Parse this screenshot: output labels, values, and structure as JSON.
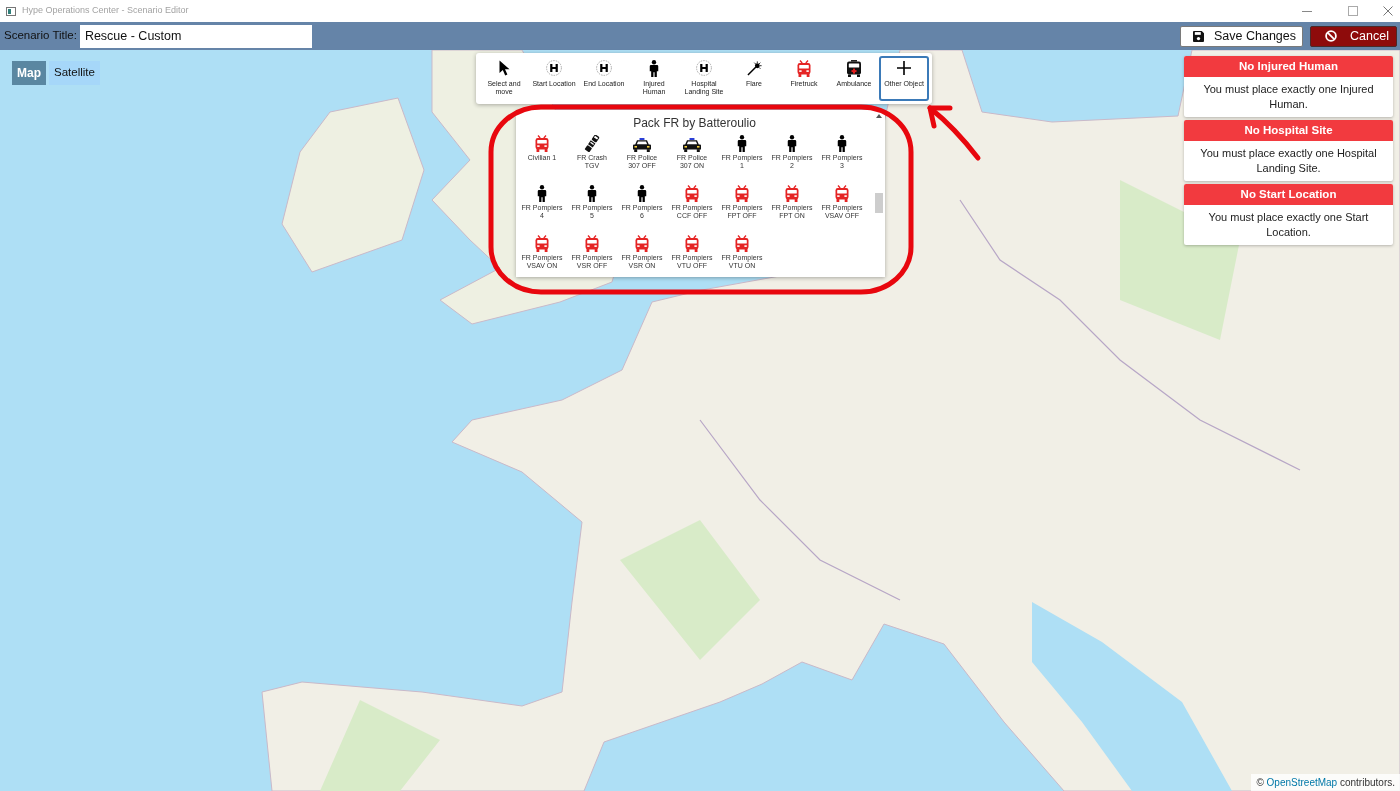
{
  "window": {
    "title": "Hype Operations Center - Scenario Editor"
  },
  "header": {
    "title_label": "Scenario Title:",
    "title_value": "Rescue - Custom",
    "buttons": [
      {
        "label": "Save Changes",
        "kind": "save"
      },
      {
        "label": "Cancel",
        "kind": "cancel"
      }
    ]
  },
  "map_type": [
    {
      "label": "Map",
      "selected": true
    },
    {
      "label": "Satellite",
      "selected": false
    }
  ],
  "toolbar": [
    {
      "label": "Select and move",
      "kind": "cursor",
      "selected": false
    },
    {
      "label": "Start Location",
      "kind": "helipad",
      "selected": false
    },
    {
      "label": "End Location",
      "kind": "helipad",
      "selected": false
    },
    {
      "label": "Injured Human",
      "kind": "person",
      "selected": false
    },
    {
      "label": "Hospital Landing Site",
      "kind": "helipad",
      "selected": false
    },
    {
      "label": "Flare",
      "kind": "flare",
      "selected": false
    },
    {
      "label": "Firetruck",
      "kind": "firetruck",
      "selected": false
    },
    {
      "label": "Ambulance",
      "kind": "ambulance",
      "selected": false
    },
    {
      "label": "Other Object",
      "kind": "plus",
      "selected": true
    }
  ],
  "object_pack": {
    "title": "Pack FR by Batteroulio",
    "items": [
      {
        "label": "Civilian 1",
        "kind": "truck"
      },
      {
        "label": "FR Crash TGV",
        "kind": "train"
      },
      {
        "label": "FR Police 307 OFF",
        "kind": "police"
      },
      {
        "label": "FR Police 307 ON",
        "kind": "police"
      },
      {
        "label": "FR Pompiers 1",
        "kind": "person"
      },
      {
        "label": "FR Pompiers 2",
        "kind": "person"
      },
      {
        "label": "FR Pompiers 3",
        "kind": "person"
      },
      {
        "label": "FR Pompiers 4",
        "kind": "person"
      },
      {
        "label": "FR Pompiers 5",
        "kind": "person"
      },
      {
        "label": "FR Pompiers 6",
        "kind": "person"
      },
      {
        "label": "FR Pompiers CCF OFF",
        "kind": "truck"
      },
      {
        "label": "FR Pompiers FPT OFF",
        "kind": "truck"
      },
      {
        "label": "FR Pompiers FPT ON",
        "kind": "truck"
      },
      {
        "label": "FR Pompiers VSAV OFF",
        "kind": "truck"
      },
      {
        "label": "FR Pompiers VSAV ON",
        "kind": "truck"
      },
      {
        "label": "FR Pompiers VSR OFF",
        "kind": "truck"
      },
      {
        "label": "FR Pompiers VSR ON",
        "kind": "truck"
      },
      {
        "label": "FR Pompiers VTU OFF",
        "kind": "truck"
      },
      {
        "label": "FR Pompiers VTU ON",
        "kind": "truck"
      }
    ]
  },
  "validation_messages": [
    {
      "title": "No Injured Human",
      "message": "You must place exactly one Injured Human."
    },
    {
      "title": "No Hospital Site",
      "message": "You must place exactly one Hospital Landing Site."
    },
    {
      "title": "No Start Location",
      "message": "You must place exactly one Start Location."
    }
  ],
  "attribution": {
    "prefix": "©",
    "link": "OpenStreetMap",
    "suffix": "contributors."
  }
}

GOAL
Exact duplication of all the records is required; pictures are omitted from the copy.

COMPLETED TASK
Parse this screenshot: output labels, values, and structure as JSON.
{
  "window": {
    "title": "Hype Operations Center - Scenario Editor"
  },
  "header": {
    "title_label": "Scenario Title:",
    "title_value": "Rescue - Custom",
    "buttons": [
      {
        "label": "Save Changes",
        "kind": "save"
      },
      {
        "label": "Cancel",
        "kind": "cancel"
      }
    ]
  },
  "map_type": [
    {
      "label": "Map",
      "selected": true
    },
    {
      "label": "Satellite",
      "selected": false
    }
  ],
  "toolbar": [
    {
      "label": "Select and move",
      "kind": "cursor",
      "selected": false
    },
    {
      "label": "Start Location",
      "kind": "helipad",
      "selected": false
    },
    {
      "label": "End Location",
      "kind": "helipad",
      "selected": false
    },
    {
      "label": "Injured Human",
      "kind": "person",
      "selected": false
    },
    {
      "label": "Hospital Landing Site",
      "kind": "helipad",
      "selected": false
    },
    {
      "label": "Flare",
      "kind": "flare",
      "selected": false
    },
    {
      "label": "Firetruck",
      "kind": "firetruck",
      "selected": false
    },
    {
      "label": "Ambulance",
      "kind": "ambulance",
      "selected": false
    },
    {
      "label": "Other Object",
      "kind": "plus",
      "selected": true
    }
  ],
  "object_pack": {
    "title": "Pack FR by Batteroulio",
    "items": [
      {
        "label": "Civilian 1",
        "kind": "truck"
      },
      {
        "label": "FR Crash TGV",
        "kind": "train"
      },
      {
        "label": "FR Police 307 OFF",
        "kind": "police"
      },
      {
        "label": "FR Police 307 ON",
        "kind": "police"
      },
      {
        "label": "FR Pompiers 1",
        "kind": "person"
      },
      {
        "label": "FR Pompiers 2",
        "kind": "person"
      },
      {
        "label": "FR Pompiers 3",
        "kind": "person"
      },
      {
        "label": "FR Pompiers 4",
        "kind": "person"
      },
      {
        "label": "FR Pompiers 5",
        "kind": "person"
      },
      {
        "label": "FR Pompiers 6",
        "kind": "person"
      },
      {
        "label": "FR Pompiers CCF OFF",
        "kind": "truck"
      },
      {
        "label": "FR Pompiers FPT OFF",
        "kind": "truck"
      },
      {
        "label": "FR Pompiers FPT ON",
        "kind": "truck"
      },
      {
        "label": "FR Pompiers VSAV OFF",
        "kind": "truck"
      },
      {
        "label": "FR Pompiers VSAV ON",
        "kind": "truck"
      },
      {
        "label": "FR Pompiers VSR OFF",
        "kind": "truck"
      },
      {
        "label": "FR Pompiers VSR ON",
        "kind": "truck"
      },
      {
        "label": "FR Pompiers VTU OFF",
        "kind": "truck"
      },
      {
        "label": "FR Pompiers VTU ON",
        "kind": "truck"
      }
    ]
  },
  "validation_messages": [
    {
      "title": "No Injured Human",
      "message": "You must place exactly one Injured Human."
    },
    {
      "title": "No Hospital Site",
      "message": "You must place exactly one Hospital Landing Site."
    },
    {
      "title": "No Start Location",
      "message": "You must place exactly one Start Location."
    }
  ],
  "attribution": {
    "prefix": "©",
    "link": "OpenStreetMap",
    "suffix": "contributors."
  }
}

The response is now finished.